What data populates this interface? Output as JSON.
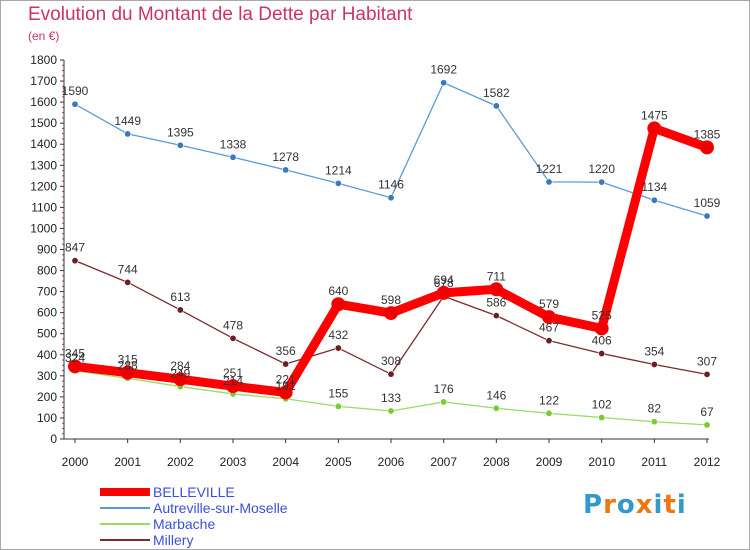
{
  "header": {
    "title": "Evolution du Montant de la Dette par Habitant",
    "subtitle": "(en €)"
  },
  "brand": {
    "logo_text": "Proxiti",
    "letter_colors": [
      "#3399cc",
      "#ee7711",
      "#3399cc",
      "#ee7711",
      "#3399cc",
      "#ee7711",
      "#3399cc"
    ]
  },
  "colors": {
    "title": "#cc3366",
    "axis": "#333333",
    "grid": "#cc3366",
    "legend_text": "#3a4fe0"
  },
  "chart_data": {
    "type": "line",
    "title": "Evolution du Montant de la Dette par Habitant",
    "subtitle": "(en €)",
    "x": [
      "2000",
      "2001",
      "2002",
      "2003",
      "2004",
      "2005",
      "2006",
      "2007",
      "2008",
      "2009",
      "2010",
      "2011",
      "2012"
    ],
    "ylim": [
      0,
      1800
    ],
    "yticks": [
      0,
      100,
      200,
      300,
      400,
      500,
      600,
      700,
      800,
      900,
      1000,
      1100,
      1200,
      1300,
      1400,
      1500,
      1600,
      1700,
      1800
    ],
    "legend_position": "bottom-left",
    "series": [
      {
        "name": "Autreville-sur-Moselle",
        "color": "#5b9bd5",
        "marker": "#3a78c0",
        "values": [
          1590,
          1449,
          1395,
          1338,
          1278,
          1214,
          1146,
          1692,
          1582,
          1221,
          1220,
          1134,
          1059
        ]
      },
      {
        "name": "Millery",
        "color": "#7b2b30",
        "marker": "#6a1f25",
        "values": [
          847,
          744,
          613,
          478,
          356,
          432,
          308,
          678,
          586,
          467,
          406,
          354,
          307
        ]
      },
      {
        "name": "Marbache",
        "color": "#99dd66",
        "marker": "#77cc33",
        "values": [
          324,
          288,
          249,
          214,
          191,
          155,
          133,
          176,
          146,
          122,
          102,
          82,
          67
        ]
      },
      {
        "name": "BELLEVILLE",
        "color": "#ff0000",
        "marker": "#ee0000",
        "values": [
          345,
          315,
          284,
          251,
          221,
          640,
          598,
          694,
          711,
          579,
          525,
          1475,
          1385
        ]
      }
    ],
    "legend": [
      "BELLEVILLE",
      "Autreville-sur-Moselle",
      "Marbache",
      "Millery"
    ]
  }
}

Written request. Leave out the pictures and transcribe the entries above exactly.

Solution to this exercise.
What data populates this interface? Output as JSON.
{
  "header": {
    "title": "Evolution du Montant de la Dette par Habitant",
    "subtitle": "(en €)"
  },
  "brand": {
    "logo_text": "Proxiti",
    "letter_colors": [
      "#3399cc",
      "#ee7711",
      "#3399cc",
      "#ee7711",
      "#3399cc",
      "#ee7711",
      "#3399cc"
    ]
  },
  "colors": {
    "title": "#cc3366",
    "axis": "#333333",
    "grid": "#cc3366",
    "legend_text": "#3a4fe0"
  },
  "chart_data": {
    "type": "line",
    "title": "Evolution du Montant de la Dette par Habitant",
    "subtitle": "(en €)",
    "x": [
      "2000",
      "2001",
      "2002",
      "2003",
      "2004",
      "2005",
      "2006",
      "2007",
      "2008",
      "2009",
      "2010",
      "2011",
      "2012"
    ],
    "ylim": [
      0,
      1800
    ],
    "yticks": [
      0,
      100,
      200,
      300,
      400,
      500,
      600,
      700,
      800,
      900,
      1000,
      1100,
      1200,
      1300,
      1400,
      1500,
      1600,
      1700,
      1800
    ],
    "legend_position": "bottom-left",
    "series": [
      {
        "name": "Autreville-sur-Moselle",
        "color": "#5b9bd5",
        "marker": "#3a78c0",
        "values": [
          1590,
          1449,
          1395,
          1338,
          1278,
          1214,
          1146,
          1692,
          1582,
          1221,
          1220,
          1134,
          1059
        ]
      },
      {
        "name": "Millery",
        "color": "#7b2b30",
        "marker": "#6a1f25",
        "values": [
          847,
          744,
          613,
          478,
          356,
          432,
          308,
          678,
          586,
          467,
          406,
          354,
          307
        ]
      },
      {
        "name": "Marbache",
        "color": "#99dd66",
        "marker": "#77cc33",
        "values": [
          324,
          288,
          249,
          214,
          191,
          155,
          133,
          176,
          146,
          122,
          102,
          82,
          67
        ]
      },
      {
        "name": "BELLEVILLE",
        "color": "#ff0000",
        "marker": "#ee0000",
        "values": [
          345,
          315,
          284,
          251,
          221,
          640,
          598,
          694,
          711,
          579,
          525,
          1475,
          1385
        ]
      }
    ],
    "legend": [
      "BELLEVILLE",
      "Autreville-sur-Moselle",
      "Marbache",
      "Millery"
    ]
  }
}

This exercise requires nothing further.